◆ Testo del documento:
· · ·
Opere su Andrea Caffi: Gino Bianco, Un socialista "irregolare": Andrea Caffi, Lerici, Cosenza 1977; Giampiero Landi (a cura di), Andrea Caffi, un socialista libertario, Edizioni Biblioteca Franco Serantini, Pisa 1996]

(Nota da "La nonviolenza in cammino", N. 999, 22 luglio 2005)


Nato a Pietroburgo nel 1886, cospiratore nella Russia zarista, studente universitario a Berlino, fuoriuscito sovversivo in Italia e in Francia, dalla sua partecipazione alla rivoluzione russa del 1905 alla lotta contro il fascismo negli anni tra le due guerre, alla Resistenza europea, Caffi e' stato fino alla sua morte, avvenuta a Parigi nel 1955, partecipe di tutti gli eventi del secolo. In un tempo in cui l'ideologia, la retorica e la violenza avevano dominato il pensiero e l'azione politica, gli scritti e la vita di Caffi forniscono, con rara forza e coerenza, l'esempio di un radicale rifiuto delle degenerazioni cui e' andato incontro il movimento
socialista nella duplice versione del leninismo e del riformismo socialdemocratico.
Critico del totalitarismo comunista non meno che della socialdemocrazia, Caffi denuncio' le corresponsabilita' dello stalinismo e della sinistra occidentale nel declino degli ideali socialisti. Il rifiuto del bolscevismo e del totalitarismo, la critica radicale all'idea dello Stato-nazione, e una concezione per molti versi originale del socialismo libertario, hanno caratterizzato l'impegno culturale e politico di Caffi. Il suo federalismo, tuttavia, si coniugava con il riconoscimento delle identita' nazionali e con il senso del radicamento, una condizione - come diceva Simone Weil - che risponde alla necessita' di riconoscersi in un passato, nel bisogno di una identita' collettiva.
Critico degli elementi autodistruttivi del capitalismo e della cosiddetta economia di mercato, era attento - e i suoi scritti lo testimoniano -agli effetti devastanti della "meccanizzazione" del mondo contemporaneo, ai processi di desacralizzazione della societa' provocati dalla "modernizzazione", dalla cultura di massa e dalla mercificazione del prodotto culturale. La pubblicita' e i mezzi di comunicazione di massa hanno  inoltre contribuito - ripeteva Caffi - a modificare la nostra percezione, a corrompere qualita' e critica, a falsificare la realta'. La sua fu una critica radicale e ribelle della cosiddetta modernita' che lo avvicina a
Hannah Arendt e a Walter Benjamin, e che si espresse in una tenace resistenza alla dilagante rozzezza, al nichilismo e alle forze disgregatrici che minacciano l'umanita' moderna. Era un intellettuale scomodo, impermeabile a sistemi e ideologie, un inquieto demistificatore del progresso e delle contraddizioni del mondo contemporaneo.
Aveva un fortissimo senso della storia e attraverso la memoria riusciva a dare colore e immediatezza al presente, ma la sua opera, ricca di straordinarie intuizioni, di spunti di analisi, di interpretazioni originali, rimase frammentaria. Fu in un certo senso un testimone dell'impossibilita', per l'uomo del nostro tempo, di formulare un pensiero sistematico.
· · ·
◆ Materiale estratto:

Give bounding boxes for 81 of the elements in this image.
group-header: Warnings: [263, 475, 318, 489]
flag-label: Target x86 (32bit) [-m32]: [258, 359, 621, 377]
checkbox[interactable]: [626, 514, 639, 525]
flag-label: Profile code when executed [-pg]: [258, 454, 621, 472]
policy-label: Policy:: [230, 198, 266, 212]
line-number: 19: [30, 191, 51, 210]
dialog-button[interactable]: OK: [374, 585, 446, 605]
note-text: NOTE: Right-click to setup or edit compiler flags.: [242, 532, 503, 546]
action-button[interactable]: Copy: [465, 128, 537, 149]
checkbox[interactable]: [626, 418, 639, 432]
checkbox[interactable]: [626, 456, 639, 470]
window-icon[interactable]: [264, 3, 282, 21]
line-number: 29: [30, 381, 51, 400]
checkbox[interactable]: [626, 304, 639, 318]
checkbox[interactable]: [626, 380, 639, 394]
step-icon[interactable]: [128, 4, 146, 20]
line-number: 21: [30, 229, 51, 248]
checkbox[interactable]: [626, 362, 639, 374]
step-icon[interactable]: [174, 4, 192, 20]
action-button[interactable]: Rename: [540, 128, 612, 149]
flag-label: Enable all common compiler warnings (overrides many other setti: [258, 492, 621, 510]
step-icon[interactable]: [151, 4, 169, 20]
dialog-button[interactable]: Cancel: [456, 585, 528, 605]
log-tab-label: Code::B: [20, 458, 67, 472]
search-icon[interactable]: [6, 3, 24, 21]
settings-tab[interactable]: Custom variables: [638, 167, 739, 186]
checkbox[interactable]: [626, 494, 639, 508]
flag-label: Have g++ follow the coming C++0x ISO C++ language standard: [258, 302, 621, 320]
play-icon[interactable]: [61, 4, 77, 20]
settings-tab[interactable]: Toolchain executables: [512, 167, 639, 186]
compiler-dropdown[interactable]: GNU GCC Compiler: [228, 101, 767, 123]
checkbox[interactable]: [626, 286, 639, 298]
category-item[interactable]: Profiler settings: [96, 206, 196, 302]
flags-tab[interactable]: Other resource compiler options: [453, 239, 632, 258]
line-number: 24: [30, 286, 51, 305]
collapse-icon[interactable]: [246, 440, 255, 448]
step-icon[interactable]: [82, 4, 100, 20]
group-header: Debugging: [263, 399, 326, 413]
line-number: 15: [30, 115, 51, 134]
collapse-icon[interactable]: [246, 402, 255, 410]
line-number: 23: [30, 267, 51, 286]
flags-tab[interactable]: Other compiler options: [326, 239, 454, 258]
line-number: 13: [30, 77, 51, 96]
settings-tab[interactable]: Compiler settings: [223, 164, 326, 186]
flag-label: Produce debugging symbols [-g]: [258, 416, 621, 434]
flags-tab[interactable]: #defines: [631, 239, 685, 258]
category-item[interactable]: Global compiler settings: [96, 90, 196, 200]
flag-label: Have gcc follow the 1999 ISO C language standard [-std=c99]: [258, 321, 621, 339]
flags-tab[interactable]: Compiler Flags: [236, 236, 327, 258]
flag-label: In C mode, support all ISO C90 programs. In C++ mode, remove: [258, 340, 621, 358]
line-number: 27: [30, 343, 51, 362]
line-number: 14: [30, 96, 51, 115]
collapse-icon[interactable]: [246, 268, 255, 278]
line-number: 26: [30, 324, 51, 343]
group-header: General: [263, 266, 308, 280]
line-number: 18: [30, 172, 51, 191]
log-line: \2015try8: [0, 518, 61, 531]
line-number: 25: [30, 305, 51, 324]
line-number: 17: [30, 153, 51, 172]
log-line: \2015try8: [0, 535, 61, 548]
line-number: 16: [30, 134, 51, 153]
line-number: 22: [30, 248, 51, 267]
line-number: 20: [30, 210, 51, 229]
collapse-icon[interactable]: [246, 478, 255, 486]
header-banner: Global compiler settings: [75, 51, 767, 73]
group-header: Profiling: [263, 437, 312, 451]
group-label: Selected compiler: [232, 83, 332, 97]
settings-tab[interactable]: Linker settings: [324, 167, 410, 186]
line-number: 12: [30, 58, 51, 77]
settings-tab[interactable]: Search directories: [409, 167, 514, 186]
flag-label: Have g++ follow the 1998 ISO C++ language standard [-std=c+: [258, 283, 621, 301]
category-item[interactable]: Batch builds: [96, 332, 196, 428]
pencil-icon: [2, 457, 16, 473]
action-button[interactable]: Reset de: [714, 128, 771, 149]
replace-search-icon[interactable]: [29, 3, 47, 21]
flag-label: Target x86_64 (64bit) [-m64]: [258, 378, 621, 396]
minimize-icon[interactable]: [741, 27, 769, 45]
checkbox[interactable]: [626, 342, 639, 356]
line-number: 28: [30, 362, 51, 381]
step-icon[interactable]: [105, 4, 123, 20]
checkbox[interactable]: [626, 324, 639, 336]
· · ·
◆ Cosa fare:
1. Riporta come tabella Markdown, con le colonne n e Riga, le righe del materiale estratto: parti dalla prima e fermati dopo quella che contiene "checkbox[interactable]: [626, 494, 639, 508]", entrambe incluse, tralasciando quelle vuote.
2. Scrivi il seguito del testo su Andrea Caffi, riprendendo subito dopo la sua ultima frase.
Il testo e le righe non hanno alcun legame tra loro.

◆ Risposte:
1.
| n | Riga |
|---|---|
| 1 | Give bounding boxes for 81 of the elements in this image. |
| 2 | group-header: Warnings: [263, 475, 318, 489] |
| 3 | flag-label: Target x86 (32bit) [-m32]: [258, 359, 621, 377] |
| 4 | checkbox[interactable]: [626, 514, 639, 525] |
| 5 | flag-label: Profile code when executed [-pg]: [258, 454, 621, 472] |
| 6 | policy-label: Policy:: [230, 198, 266, 212] |
| 7 | line-number: 19: [30, 191, 51, 210] |
| 8 | dialog-button[interactable]: OK: [374, 585, 446, 605] |
| 9 | note-text: NOTE: Right-click to setup or edit compiler flags.: [242, 532, 503, 546] |
| 10 | action-button[interactable]: Copy: [465, 128, 537, 149] |
| 11 | checkbox[interactable]: [626, 418, 639, 432] |
| 12 | checkbox[interactable]: [626, 456, 639, 470] |
| 13 | window-icon[interactable]: [264, 3, 282, 21] |
| 14 | line-number: 29: [30, 381, 51, 400] |
| 15 | checkbox[interactable]: [626, 304, 639, 318] |
| 16 | checkbox[interactable]: [626, 380, 639, 394] |
| 17 | step-icon[interactable]: [128, 4, 146, 20] |
| 18 | line-number: 21: [30, 229, 51, 248] |
| 19 | checkbox[interactable]: [626, 362, 639, 374] |
| 20 | step-icon[interactable]: [174, 4, 192, 20] |
| 21 | action-button[interactable]: Rename: [540, 128, 612, 149] |
| 22 | flag-label: Enable all common compiler warnings (overrides many other setti: [258, 492, 621, 510] |
| 23 | step-icon[interactable]: [151, 4, 169, 20] |
| 24 | dialog-button[interactable]: Cancel: [456, 585, 528, 605] |
| 25 | log-tab-label: Code::B: [20, 458, 67, 472] |
| 26 | search-icon[interactable]: [6, 3, 24, 21] |
| 27 | settings-tab[interactable]: Custom variables: [638, 167, 739, 186] |
| 28 | checkbox[interactable]: [626, 494, 639, 508] |

2.
Caffi mette in questione stereotipi e idee fatte, solleva interrogativi imbarazzanti, pone in luce con rigore e al di la' di ogni facile astrazione o ideologia la complessita' del reale. Aron ha spiegato nell'Oppio degli intellettuali come aveva gia' dimostrato Julien Benda nel Tradimento dei chierici che l'intellettuale del nostro tempo mente o si sbaglia il piu' delle volte volontariamente, giacche' per la maggioranza degli intellettuali, degli uomini politici, degli stessi ricercatori scientifici ed economici, la parola e la ricerca servono non tanto per esprimere la verita' ma per imporre il proprio punto di vista o quello degli interessi che egli rappresenta. E per imporlo tutti i mezzi sono buoni, compresa la deformazione dei fatti, la manipolazione dei dati e le campagne di disinformazione. L'esperienza di Caffi conferma in qualche modo che nel mondo contemporaneo e' possibile restare uomini davvero liberi solo se non ci si "integra", in altre parole, solo se si e' di una coerenza eccezionale.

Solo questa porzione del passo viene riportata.